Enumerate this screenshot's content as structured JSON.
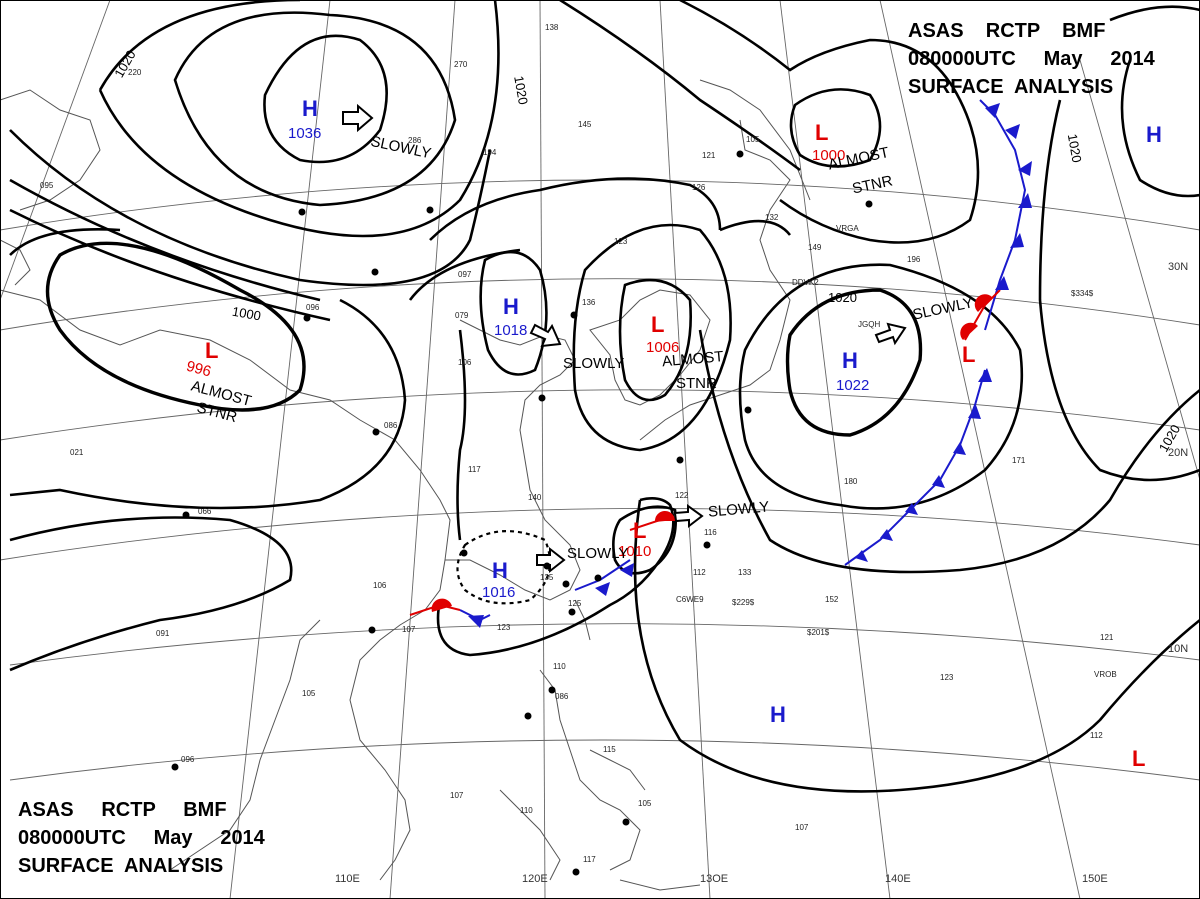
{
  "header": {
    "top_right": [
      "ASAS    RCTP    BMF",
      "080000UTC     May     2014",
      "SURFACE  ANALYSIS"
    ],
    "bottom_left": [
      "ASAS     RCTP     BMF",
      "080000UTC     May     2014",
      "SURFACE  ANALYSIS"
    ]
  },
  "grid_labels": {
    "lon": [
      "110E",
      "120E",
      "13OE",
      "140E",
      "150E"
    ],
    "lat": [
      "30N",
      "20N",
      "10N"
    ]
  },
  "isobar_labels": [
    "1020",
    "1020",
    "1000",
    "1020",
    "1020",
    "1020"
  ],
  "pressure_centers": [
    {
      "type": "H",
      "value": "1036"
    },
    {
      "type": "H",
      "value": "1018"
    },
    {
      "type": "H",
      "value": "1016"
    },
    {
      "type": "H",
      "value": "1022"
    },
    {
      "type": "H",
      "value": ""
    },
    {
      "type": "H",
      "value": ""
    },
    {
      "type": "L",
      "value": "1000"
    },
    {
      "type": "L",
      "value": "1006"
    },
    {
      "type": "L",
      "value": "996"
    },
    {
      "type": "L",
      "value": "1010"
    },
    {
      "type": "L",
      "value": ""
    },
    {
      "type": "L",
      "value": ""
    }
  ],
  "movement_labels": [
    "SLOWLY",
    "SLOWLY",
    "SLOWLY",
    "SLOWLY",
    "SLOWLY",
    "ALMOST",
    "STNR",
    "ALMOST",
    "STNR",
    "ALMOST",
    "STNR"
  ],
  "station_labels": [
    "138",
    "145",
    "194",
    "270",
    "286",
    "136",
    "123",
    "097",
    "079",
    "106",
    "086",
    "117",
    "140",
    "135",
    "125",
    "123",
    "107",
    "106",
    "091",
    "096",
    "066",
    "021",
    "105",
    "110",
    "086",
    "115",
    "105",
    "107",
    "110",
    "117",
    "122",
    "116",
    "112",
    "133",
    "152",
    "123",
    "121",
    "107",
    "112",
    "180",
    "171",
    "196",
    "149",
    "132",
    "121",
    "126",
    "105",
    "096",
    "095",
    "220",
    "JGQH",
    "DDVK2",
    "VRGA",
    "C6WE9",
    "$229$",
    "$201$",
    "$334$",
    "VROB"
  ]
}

== Your objective ==
Omitting all images, retype each line of the records precisely.

== Reply to the task ==
Enumerate this screenshot's content as structured JSON.
{
  "header": {
    "top_right": [
      "ASAS    RCTP    BMF",
      "080000UTC     May     2014",
      "SURFACE  ANALYSIS"
    ],
    "bottom_left": [
      "ASAS     RCTP     BMF",
      "080000UTC     May     2014",
      "SURFACE  ANALYSIS"
    ]
  },
  "grid_labels": {
    "lon": [
      "110E",
      "120E",
      "13OE",
      "140E",
      "150E"
    ],
    "lat": [
      "30N",
      "20N",
      "10N"
    ]
  },
  "isobar_labels": [
    "1020",
    "1020",
    "1000",
    "1020",
    "1020",
    "1020"
  ],
  "pressure_centers": [
    {
      "type": "H",
      "value": "1036"
    },
    {
      "type": "H",
      "value": "1018"
    },
    {
      "type": "H",
      "value": "1016"
    },
    {
      "type": "H",
      "value": "1022"
    },
    {
      "type": "H",
      "value": ""
    },
    {
      "type": "H",
      "value": ""
    },
    {
      "type": "L",
      "value": "1000"
    },
    {
      "type": "L",
      "value": "1006"
    },
    {
      "type": "L",
      "value": "996"
    },
    {
      "type": "L",
      "value": "1010"
    },
    {
      "type": "L",
      "value": ""
    },
    {
      "type": "L",
      "value": ""
    }
  ],
  "movement_labels": [
    "SLOWLY",
    "SLOWLY",
    "SLOWLY",
    "SLOWLY",
    "SLOWLY",
    "ALMOST",
    "STNR",
    "ALMOST",
    "STNR",
    "ALMOST",
    "STNR"
  ],
  "station_labels": [
    "138",
    "145",
    "194",
    "270",
    "286",
    "136",
    "123",
    "097",
    "079",
    "106",
    "086",
    "117",
    "140",
    "135",
    "125",
    "123",
    "107",
    "106",
    "091",
    "096",
    "066",
    "021",
    "105",
    "110",
    "086",
    "115",
    "105",
    "107",
    "110",
    "117",
    "122",
    "116",
    "112",
    "133",
    "152",
    "123",
    "121",
    "107",
    "112",
    "180",
    "171",
    "196",
    "149",
    "132",
    "121",
    "126",
    "105",
    "096",
    "095",
    "220",
    "JGQH",
    "DDVK2",
    "VRGA",
    "C6WE9",
    "$229$",
    "$201$",
    "$334$",
    "VROB"
  ]
}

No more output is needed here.